**DATASET RECORDS**

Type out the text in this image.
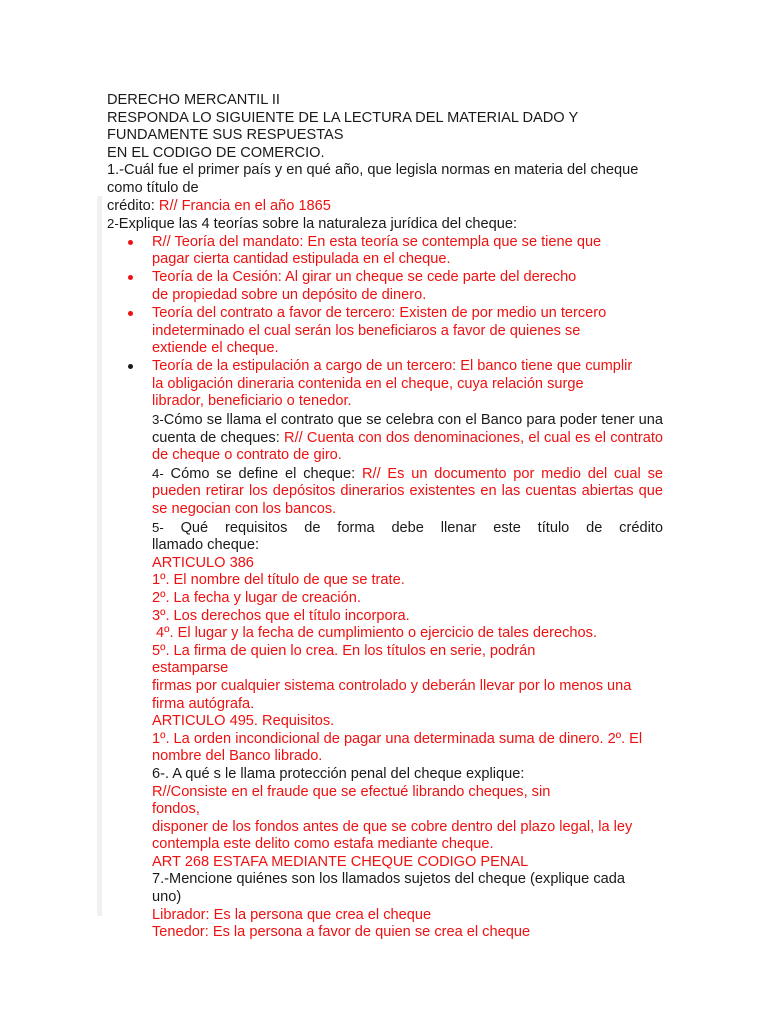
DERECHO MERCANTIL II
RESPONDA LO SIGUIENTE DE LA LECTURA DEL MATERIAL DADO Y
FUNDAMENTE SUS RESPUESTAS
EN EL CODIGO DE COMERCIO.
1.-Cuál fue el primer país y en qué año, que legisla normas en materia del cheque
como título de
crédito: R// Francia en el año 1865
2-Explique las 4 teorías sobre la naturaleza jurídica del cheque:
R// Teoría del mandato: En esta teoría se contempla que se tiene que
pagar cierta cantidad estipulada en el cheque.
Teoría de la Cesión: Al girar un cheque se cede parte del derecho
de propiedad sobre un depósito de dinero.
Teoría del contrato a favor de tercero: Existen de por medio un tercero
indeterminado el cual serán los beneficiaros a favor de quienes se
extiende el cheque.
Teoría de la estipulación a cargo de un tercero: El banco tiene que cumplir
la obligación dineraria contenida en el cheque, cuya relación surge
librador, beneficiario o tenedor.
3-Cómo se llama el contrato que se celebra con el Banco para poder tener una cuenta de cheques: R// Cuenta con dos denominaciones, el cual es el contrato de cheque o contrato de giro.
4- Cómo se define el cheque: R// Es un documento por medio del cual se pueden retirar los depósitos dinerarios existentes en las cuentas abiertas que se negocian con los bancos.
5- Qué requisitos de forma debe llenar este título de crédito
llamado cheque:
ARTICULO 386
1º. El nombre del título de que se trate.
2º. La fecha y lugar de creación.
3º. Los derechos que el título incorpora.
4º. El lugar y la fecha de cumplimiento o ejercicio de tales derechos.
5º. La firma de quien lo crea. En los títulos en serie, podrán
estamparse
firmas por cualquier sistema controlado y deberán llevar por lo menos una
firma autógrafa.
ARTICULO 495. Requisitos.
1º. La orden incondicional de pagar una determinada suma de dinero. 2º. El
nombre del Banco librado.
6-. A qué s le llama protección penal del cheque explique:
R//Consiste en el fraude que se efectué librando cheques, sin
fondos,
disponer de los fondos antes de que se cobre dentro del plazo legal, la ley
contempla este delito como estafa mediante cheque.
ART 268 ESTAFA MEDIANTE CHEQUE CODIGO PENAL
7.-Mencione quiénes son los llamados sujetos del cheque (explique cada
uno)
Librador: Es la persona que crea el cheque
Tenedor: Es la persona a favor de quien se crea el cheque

**THE PROBLEM**
Copy all the lines of data exactly as they appear, dropping any images.

**THE RESULT**
Type out the text in this image.
DERECHO MERCANTIL II
RESPONDA LO SIGUIENTE DE LA LECTURA DEL MATERIAL DADO Y
FUNDAMENTE SUS RESPUESTAS
EN EL CODIGO DE COMERCIO.
1.-Cuál fue el primer país y en qué año, que legisla normas en materia del cheque
como título de
crédito: R// Francia en el año 1865
2-Explique las 4 teorías sobre la naturaleza jurídica del cheque:
R// Teoría del mandato: En esta teoría se contempla que se tiene que
pagar cierta cantidad estipulada en el cheque.
Teoría de la Cesión: Al girar un cheque se cede parte del derecho
de propiedad sobre un depósito de dinero.
Teoría del contrato a favor de tercero: Existen de por medio un tercero
indeterminado el cual serán los beneficiaros a favor de quienes se
extiende el cheque.
Teoría de la estipulación a cargo de un tercero: El banco tiene que cumplir
la obligación dineraria contenida en el cheque, cuya relación surge
librador, beneficiario o tenedor.
3-Cómo se llama el contrato que se celebra con el Banco para poder tener una cuenta de cheques: R// Cuenta con dos denominaciones, el cual es el contrato de cheque o contrato de giro.
4- Cómo se define el cheque: R// Es un documento por medio del cual se pueden retirar los depósitos dinerarios existentes en las cuentas abiertas que se negocian con los bancos.
5- Qué requisitos de forma debe llenar este título de crédito
llamado cheque:
ARTICULO 386
1º. El nombre del título de que se trate.
2º. La fecha y lugar de creación.
3º. Los derechos que el título incorpora.
4º. El lugar y la fecha de cumplimiento o ejercicio de tales derechos.
5º. La firma de quien lo crea. En los títulos en serie, podrán
estamparse
firmas por cualquier sistema controlado y deberán llevar por lo menos una
firma autógrafa.
ARTICULO 495. Requisitos.
1º. La orden incondicional de pagar una determinada suma de dinero. 2º. El
nombre del Banco librado.
6-. A qué s le llama protección penal del cheque explique:
R//Consiste en el fraude que se efectué librando cheques, sin
fondos,
disponer de los fondos antes de que se cobre dentro del plazo legal, la ley
contempla este delito como estafa mediante cheque.
ART 268 ESTAFA MEDIANTE CHEQUE CODIGO PENAL
7.-Mencione quiénes son los llamados sujetos del cheque (explique cada
uno)
Librador: Es la persona que crea el cheque
Tenedor: Es la persona a favor de quien se crea el cheque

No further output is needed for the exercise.